__YOUR GOAL__
Transcribe all of the material exactly. Any picture in it should be left out.

----

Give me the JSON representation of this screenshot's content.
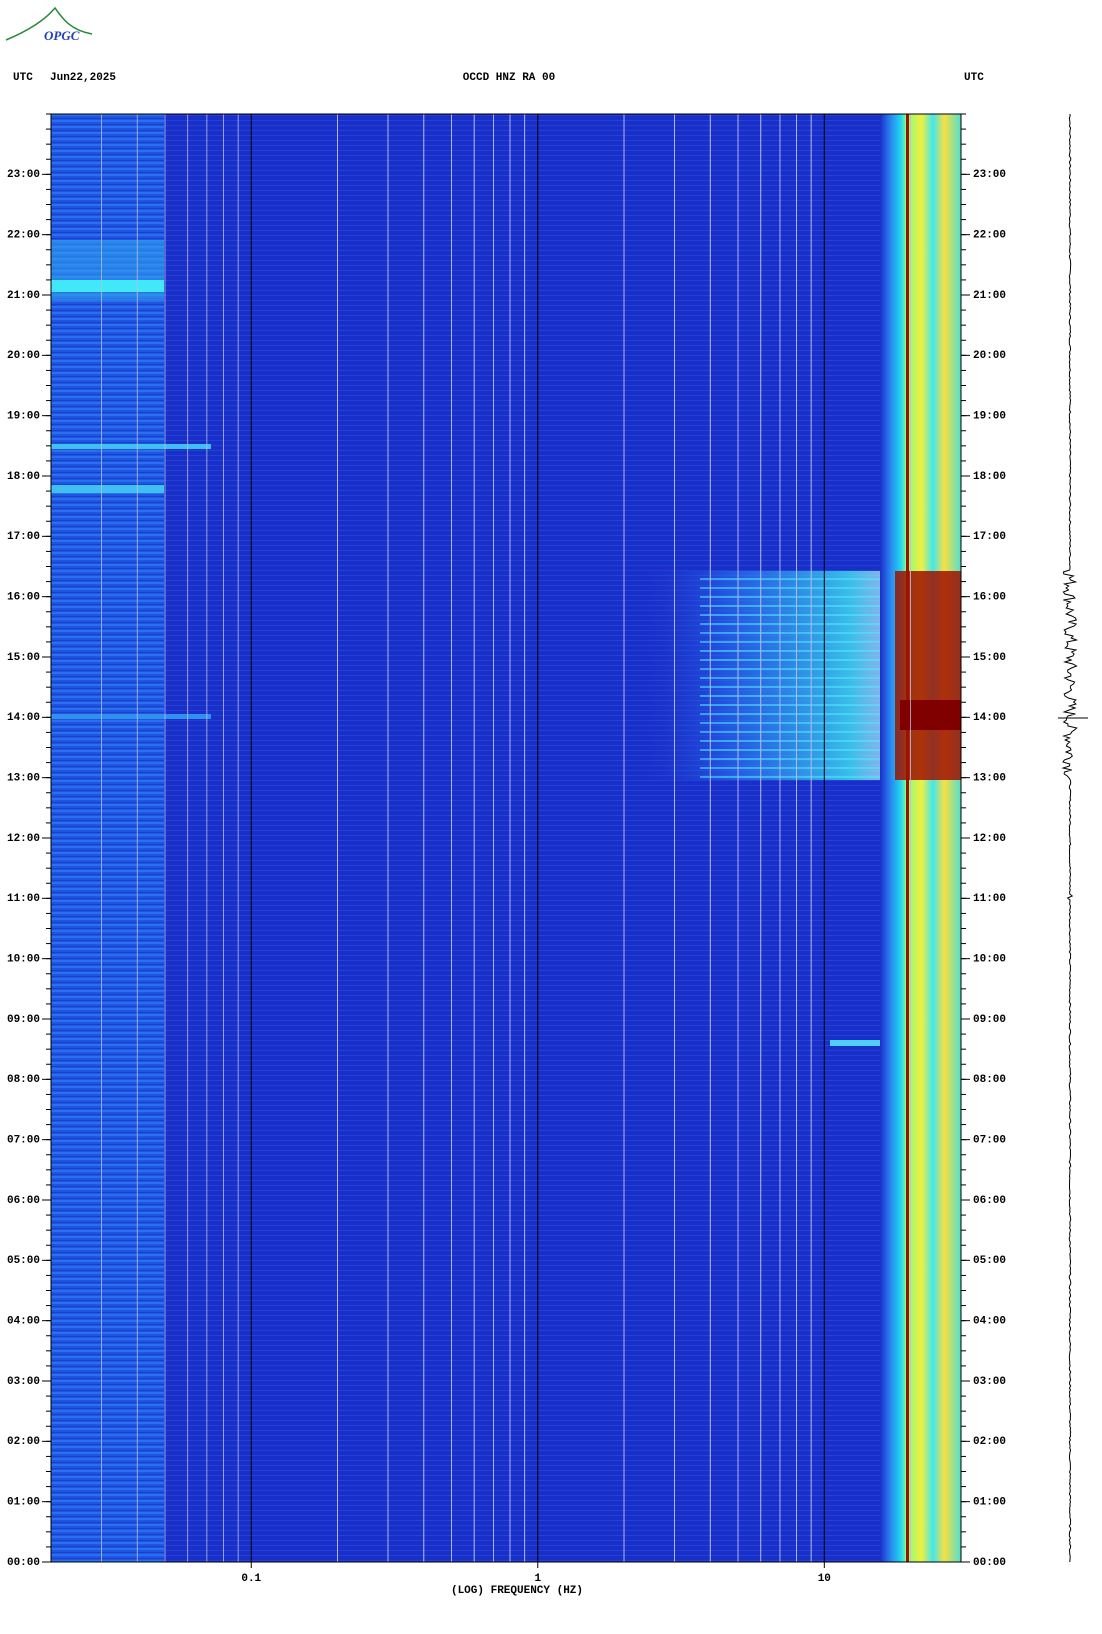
{
  "chart_data": {
    "type": "spectrogram",
    "logo": "OPGC",
    "timezone": "UTC",
    "date": "Jun22,2025",
    "title": "OCCD HNZ RA 00",
    "xlabel": "(LOG) FREQUENCY (HZ)",
    "xscale": "log",
    "xlim": [
      0.02,
      30
    ],
    "xticks": [
      0.1,
      1,
      10
    ],
    "ylim": [
      0,
      24
    ],
    "yticks": [
      {
        "value": 0,
        "label": "00:00"
      },
      {
        "value": 1,
        "label": "01:00"
      },
      {
        "value": 2,
        "label": "02:00"
      },
      {
        "value": 3,
        "label": "03:00"
      },
      {
        "value": 4,
        "label": "04:00"
      },
      {
        "value": 5,
        "label": "05:00"
      },
      {
        "value": 6,
        "label": "06:00"
      },
      {
        "value": 7,
        "label": "07:00"
      },
      {
        "value": 8,
        "label": "08:00"
      },
      {
        "value": 9,
        "label": "09:00"
      },
      {
        "value": 10,
        "label": "10:00"
      },
      {
        "value": 11,
        "label": "11:00"
      },
      {
        "value": 12,
        "label": "12:00"
      },
      {
        "value": 13,
        "label": "13:00"
      },
      {
        "value": 14,
        "label": "14:00"
      },
      {
        "value": 15,
        "label": "15:00"
      },
      {
        "value": 16,
        "label": "16:00"
      },
      {
        "value": 17,
        "label": "17:00"
      },
      {
        "value": 18,
        "label": "18:00"
      },
      {
        "value": 19,
        "label": "19:00"
      },
      {
        "value": 20,
        "label": "20:00"
      },
      {
        "value": 21,
        "label": "21:00"
      },
      {
        "value": 22,
        "label": "22:00"
      },
      {
        "value": 23,
        "label": "23:00"
      }
    ],
    "grid": true
  }
}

----

__SOLUTION BELOW__
Give me the JSON representation of this screenshot's content.
{
  "chart_data": {
    "type": "spectrogram",
    "logo": "OPGC",
    "timezone": "UTC",
    "date": "Jun22,2025",
    "title": "OCCD HNZ RA 00",
    "xlabel": "(LOG) FREQUENCY (HZ)",
    "xscale": "log",
    "xlim": [
      0.02,
      30
    ],
    "xticks": [
      0.1,
      1,
      10
    ],
    "ylim": [
      0,
      24
    ],
    "yticks": [
      {
        "value": 0,
        "label": "00:00"
      },
      {
        "value": 1,
        "label": "01:00"
      },
      {
        "value": 2,
        "label": "02:00"
      },
      {
        "value": 3,
        "label": "03:00"
      },
      {
        "value": 4,
        "label": "04:00"
      },
      {
        "value": 5,
        "label": "05:00"
      },
      {
        "value": 6,
        "label": "06:00"
      },
      {
        "value": 7,
        "label": "07:00"
      },
      {
        "value": 8,
        "label": "08:00"
      },
      {
        "value": 9,
        "label": "09:00"
      },
      {
        "value": 10,
        "label": "10:00"
      },
      {
        "value": 11,
        "label": "11:00"
      },
      {
        "value": 12,
        "label": "12:00"
      },
      {
        "value": 13,
        "label": "13:00"
      },
      {
        "value": 14,
        "label": "14:00"
      },
      {
        "value": 15,
        "label": "15:00"
      },
      {
        "value": 16,
        "label": "16:00"
      },
      {
        "value": 17,
        "label": "17:00"
      },
      {
        "value": 18,
        "label": "18:00"
      },
      {
        "value": 19,
        "label": "19:00"
      },
      {
        "value": 20,
        "label": "20:00"
      },
      {
        "value": 21,
        "label": "21:00"
      },
      {
        "value": 22,
        "label": "22:00"
      },
      {
        "value": 23,
        "label": "23:00"
      }
    ],
    "grid": true
  }
}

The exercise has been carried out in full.